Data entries
## Begin

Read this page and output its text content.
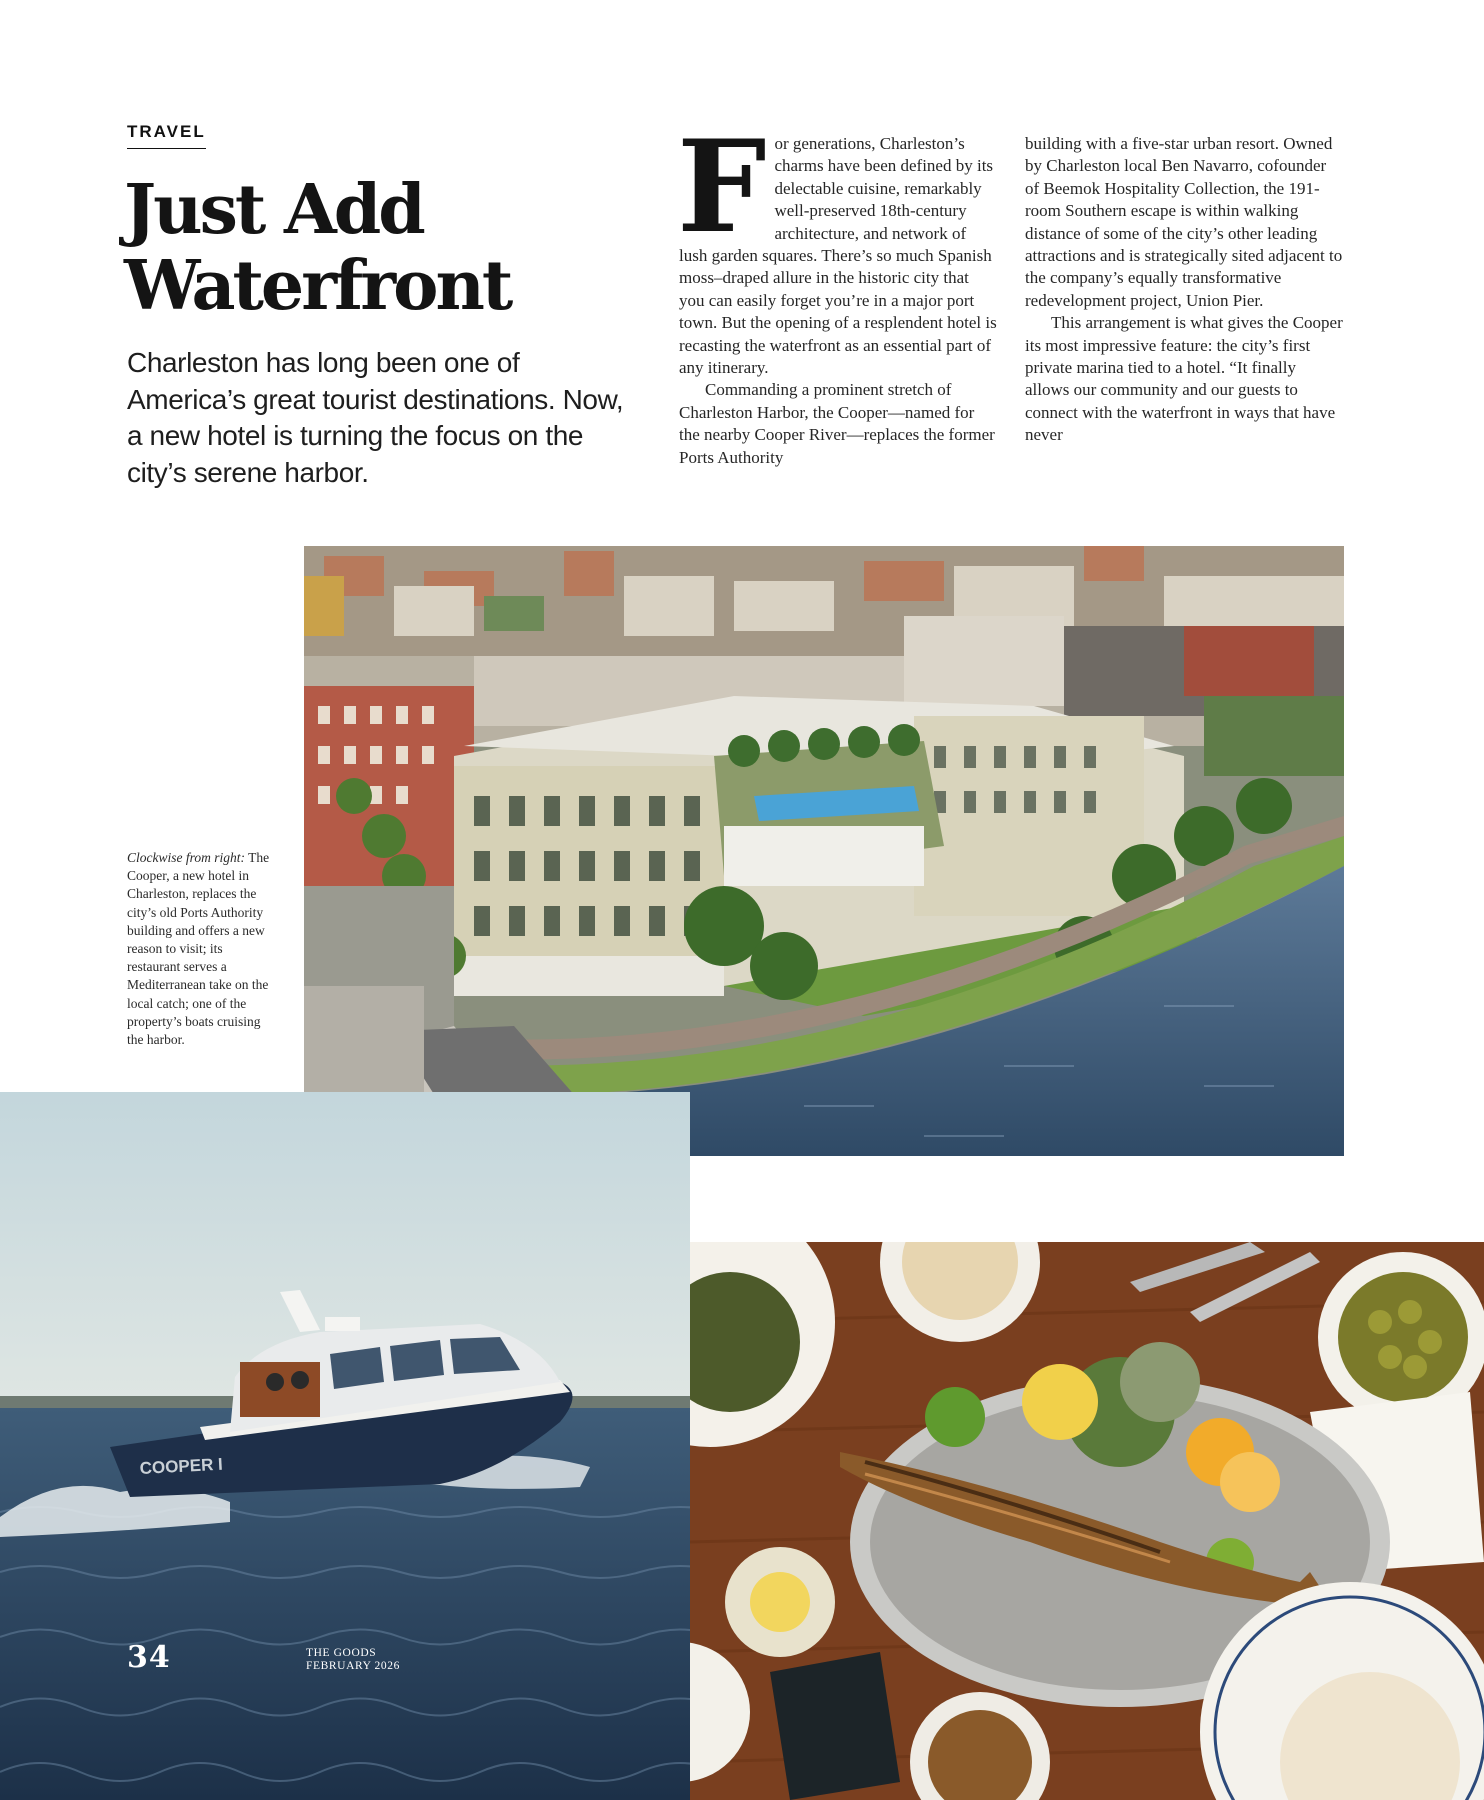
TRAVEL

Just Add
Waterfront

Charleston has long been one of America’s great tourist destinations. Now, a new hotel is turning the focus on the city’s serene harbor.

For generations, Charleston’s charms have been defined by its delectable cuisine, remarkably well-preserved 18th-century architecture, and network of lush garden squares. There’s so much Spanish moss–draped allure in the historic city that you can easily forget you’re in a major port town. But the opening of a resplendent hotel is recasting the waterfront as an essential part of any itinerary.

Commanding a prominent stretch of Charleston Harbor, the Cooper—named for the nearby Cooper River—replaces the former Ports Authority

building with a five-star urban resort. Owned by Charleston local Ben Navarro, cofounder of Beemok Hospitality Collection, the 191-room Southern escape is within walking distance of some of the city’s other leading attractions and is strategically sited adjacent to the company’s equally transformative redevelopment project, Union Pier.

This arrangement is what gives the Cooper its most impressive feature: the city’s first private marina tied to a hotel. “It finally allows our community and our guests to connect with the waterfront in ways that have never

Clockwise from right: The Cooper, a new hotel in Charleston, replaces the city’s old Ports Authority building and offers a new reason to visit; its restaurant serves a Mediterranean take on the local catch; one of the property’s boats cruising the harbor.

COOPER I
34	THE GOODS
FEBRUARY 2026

## End
## Begin

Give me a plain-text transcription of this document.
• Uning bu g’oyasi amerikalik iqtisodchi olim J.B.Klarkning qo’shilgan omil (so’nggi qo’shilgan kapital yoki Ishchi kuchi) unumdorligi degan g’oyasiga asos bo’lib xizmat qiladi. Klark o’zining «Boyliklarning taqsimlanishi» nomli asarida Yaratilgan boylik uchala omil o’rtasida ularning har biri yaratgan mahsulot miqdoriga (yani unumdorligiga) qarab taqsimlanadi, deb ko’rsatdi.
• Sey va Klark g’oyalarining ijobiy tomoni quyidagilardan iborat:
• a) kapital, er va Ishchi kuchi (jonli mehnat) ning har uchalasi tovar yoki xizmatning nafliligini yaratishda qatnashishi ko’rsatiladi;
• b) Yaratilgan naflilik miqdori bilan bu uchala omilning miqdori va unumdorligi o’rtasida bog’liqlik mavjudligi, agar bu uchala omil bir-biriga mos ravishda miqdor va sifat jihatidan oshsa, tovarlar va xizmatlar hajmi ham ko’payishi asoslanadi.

## End
## Begin

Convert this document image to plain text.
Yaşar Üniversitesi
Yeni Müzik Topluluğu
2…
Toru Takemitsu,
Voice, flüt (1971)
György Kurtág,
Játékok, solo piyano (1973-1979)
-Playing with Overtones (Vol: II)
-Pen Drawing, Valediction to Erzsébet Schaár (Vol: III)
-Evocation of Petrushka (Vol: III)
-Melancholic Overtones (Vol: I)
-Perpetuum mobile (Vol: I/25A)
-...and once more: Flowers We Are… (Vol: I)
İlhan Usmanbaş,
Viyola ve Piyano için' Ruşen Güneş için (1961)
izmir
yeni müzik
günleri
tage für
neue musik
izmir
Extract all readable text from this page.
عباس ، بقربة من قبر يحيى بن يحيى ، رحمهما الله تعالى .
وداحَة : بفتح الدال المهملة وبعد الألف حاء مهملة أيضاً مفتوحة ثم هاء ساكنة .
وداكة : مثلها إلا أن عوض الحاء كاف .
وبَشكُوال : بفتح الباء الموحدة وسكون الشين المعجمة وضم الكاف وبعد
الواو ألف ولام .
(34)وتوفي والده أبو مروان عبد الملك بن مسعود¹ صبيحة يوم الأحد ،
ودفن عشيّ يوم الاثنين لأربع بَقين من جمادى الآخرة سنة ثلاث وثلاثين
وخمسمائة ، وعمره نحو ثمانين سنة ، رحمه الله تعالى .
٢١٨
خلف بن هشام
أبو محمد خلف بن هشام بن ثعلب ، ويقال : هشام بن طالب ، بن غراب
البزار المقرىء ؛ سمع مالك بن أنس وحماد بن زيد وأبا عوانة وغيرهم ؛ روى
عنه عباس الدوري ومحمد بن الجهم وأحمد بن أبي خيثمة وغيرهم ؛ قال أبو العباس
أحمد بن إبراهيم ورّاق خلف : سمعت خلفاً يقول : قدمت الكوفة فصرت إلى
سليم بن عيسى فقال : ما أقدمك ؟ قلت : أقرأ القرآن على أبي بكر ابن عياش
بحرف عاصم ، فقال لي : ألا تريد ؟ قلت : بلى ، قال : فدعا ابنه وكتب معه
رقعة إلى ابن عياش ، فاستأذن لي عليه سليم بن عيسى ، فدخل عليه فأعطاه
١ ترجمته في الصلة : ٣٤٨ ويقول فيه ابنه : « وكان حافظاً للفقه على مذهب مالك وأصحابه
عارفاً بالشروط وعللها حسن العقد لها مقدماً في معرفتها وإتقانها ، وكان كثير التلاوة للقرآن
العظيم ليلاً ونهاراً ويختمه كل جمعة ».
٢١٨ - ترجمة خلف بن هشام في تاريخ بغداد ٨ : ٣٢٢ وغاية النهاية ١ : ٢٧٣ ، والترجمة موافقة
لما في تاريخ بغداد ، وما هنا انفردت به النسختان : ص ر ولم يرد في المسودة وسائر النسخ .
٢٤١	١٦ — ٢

## End

* **WHAT IS ASKED**:
From the entries above, return each line with the word "document" in it.

* **RESPONSE TO THIS TASK**:
Give me a plain-text transcription of this document.
Convert this document image to plain text.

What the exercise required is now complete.